- [Instruction]:
Take each line containing "Revenue" and report it exactly as written.

- [Data excerpts]:
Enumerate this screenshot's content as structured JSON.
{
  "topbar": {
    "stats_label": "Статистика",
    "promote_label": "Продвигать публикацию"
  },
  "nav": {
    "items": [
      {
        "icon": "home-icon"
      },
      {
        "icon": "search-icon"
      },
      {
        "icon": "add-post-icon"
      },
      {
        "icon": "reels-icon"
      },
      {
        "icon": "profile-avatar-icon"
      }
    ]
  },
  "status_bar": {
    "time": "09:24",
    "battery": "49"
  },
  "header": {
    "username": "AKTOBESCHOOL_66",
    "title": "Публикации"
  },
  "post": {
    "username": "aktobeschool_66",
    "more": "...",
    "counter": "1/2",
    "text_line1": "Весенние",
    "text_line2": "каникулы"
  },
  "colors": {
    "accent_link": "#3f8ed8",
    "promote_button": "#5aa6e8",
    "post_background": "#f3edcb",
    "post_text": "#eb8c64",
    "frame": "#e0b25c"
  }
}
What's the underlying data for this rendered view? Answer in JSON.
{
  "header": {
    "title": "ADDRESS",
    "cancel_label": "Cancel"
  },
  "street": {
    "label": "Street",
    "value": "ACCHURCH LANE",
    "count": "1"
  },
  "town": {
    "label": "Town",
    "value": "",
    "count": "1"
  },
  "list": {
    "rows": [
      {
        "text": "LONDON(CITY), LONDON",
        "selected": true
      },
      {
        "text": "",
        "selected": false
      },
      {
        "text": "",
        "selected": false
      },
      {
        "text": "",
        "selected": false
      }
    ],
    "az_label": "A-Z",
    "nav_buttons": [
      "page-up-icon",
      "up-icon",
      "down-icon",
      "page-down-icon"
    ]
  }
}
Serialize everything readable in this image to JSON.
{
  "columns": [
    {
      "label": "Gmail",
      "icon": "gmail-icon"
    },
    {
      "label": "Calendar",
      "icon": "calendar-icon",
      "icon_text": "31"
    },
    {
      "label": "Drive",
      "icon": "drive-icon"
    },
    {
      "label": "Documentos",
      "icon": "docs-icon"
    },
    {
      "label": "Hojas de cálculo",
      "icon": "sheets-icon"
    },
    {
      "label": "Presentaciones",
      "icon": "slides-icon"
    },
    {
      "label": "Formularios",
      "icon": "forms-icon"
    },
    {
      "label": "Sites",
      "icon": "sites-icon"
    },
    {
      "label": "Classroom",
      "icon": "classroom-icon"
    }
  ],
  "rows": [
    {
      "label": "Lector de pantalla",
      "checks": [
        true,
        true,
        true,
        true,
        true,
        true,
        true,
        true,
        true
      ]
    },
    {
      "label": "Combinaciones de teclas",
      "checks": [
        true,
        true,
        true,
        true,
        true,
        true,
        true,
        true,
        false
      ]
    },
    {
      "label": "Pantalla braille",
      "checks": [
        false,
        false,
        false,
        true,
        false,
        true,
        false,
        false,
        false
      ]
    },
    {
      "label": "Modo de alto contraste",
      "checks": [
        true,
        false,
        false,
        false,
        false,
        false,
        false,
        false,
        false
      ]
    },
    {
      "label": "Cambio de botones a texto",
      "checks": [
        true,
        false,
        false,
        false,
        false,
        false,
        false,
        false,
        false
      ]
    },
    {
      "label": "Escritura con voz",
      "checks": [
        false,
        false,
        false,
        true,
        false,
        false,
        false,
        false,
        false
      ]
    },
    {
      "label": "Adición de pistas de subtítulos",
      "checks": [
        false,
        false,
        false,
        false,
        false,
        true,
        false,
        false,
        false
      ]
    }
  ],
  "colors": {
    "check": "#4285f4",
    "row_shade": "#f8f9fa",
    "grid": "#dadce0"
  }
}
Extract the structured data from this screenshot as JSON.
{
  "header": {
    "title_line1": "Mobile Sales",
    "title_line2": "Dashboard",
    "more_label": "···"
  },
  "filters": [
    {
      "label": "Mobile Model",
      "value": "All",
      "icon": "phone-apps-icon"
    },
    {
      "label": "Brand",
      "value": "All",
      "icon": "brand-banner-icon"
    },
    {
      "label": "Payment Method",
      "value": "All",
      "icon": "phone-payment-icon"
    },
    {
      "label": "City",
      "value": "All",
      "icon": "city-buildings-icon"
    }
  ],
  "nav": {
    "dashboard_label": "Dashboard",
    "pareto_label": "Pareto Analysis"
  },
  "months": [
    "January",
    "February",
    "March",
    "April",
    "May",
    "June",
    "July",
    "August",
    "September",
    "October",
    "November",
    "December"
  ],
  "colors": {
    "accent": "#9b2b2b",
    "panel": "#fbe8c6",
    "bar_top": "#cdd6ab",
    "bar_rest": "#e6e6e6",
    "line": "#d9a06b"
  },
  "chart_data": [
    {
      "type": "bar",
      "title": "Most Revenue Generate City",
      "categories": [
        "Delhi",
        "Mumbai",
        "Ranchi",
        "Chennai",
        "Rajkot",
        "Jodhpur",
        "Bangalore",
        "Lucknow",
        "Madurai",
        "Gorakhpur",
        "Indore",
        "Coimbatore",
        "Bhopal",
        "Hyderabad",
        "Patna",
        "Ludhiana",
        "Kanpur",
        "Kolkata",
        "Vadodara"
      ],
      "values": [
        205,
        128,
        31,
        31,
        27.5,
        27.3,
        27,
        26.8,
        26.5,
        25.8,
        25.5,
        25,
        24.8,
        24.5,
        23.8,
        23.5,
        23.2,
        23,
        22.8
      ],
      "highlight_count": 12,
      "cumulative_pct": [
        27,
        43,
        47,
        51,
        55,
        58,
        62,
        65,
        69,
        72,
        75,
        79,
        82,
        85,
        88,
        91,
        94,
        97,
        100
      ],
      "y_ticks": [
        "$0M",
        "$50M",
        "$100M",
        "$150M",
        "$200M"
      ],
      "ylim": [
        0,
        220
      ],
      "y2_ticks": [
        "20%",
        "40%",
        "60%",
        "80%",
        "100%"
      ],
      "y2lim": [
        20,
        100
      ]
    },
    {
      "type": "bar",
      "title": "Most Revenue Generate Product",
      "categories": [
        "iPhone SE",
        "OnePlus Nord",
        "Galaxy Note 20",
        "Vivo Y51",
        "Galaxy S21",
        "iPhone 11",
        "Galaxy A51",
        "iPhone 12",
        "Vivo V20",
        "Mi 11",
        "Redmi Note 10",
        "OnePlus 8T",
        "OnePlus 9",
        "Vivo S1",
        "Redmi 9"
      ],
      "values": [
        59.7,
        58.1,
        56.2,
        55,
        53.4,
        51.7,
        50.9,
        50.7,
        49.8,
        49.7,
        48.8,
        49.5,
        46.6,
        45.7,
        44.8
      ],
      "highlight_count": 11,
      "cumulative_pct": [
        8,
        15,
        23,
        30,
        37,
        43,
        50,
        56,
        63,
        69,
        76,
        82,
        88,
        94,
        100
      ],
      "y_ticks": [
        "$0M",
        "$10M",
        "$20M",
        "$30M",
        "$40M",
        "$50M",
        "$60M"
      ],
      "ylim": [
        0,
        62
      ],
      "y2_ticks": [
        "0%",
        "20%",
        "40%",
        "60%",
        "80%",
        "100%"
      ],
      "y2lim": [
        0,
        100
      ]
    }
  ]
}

- [Finished task]:
      "title": "Most Revenue Generate City",
      "title": "Most Revenue Generate Product",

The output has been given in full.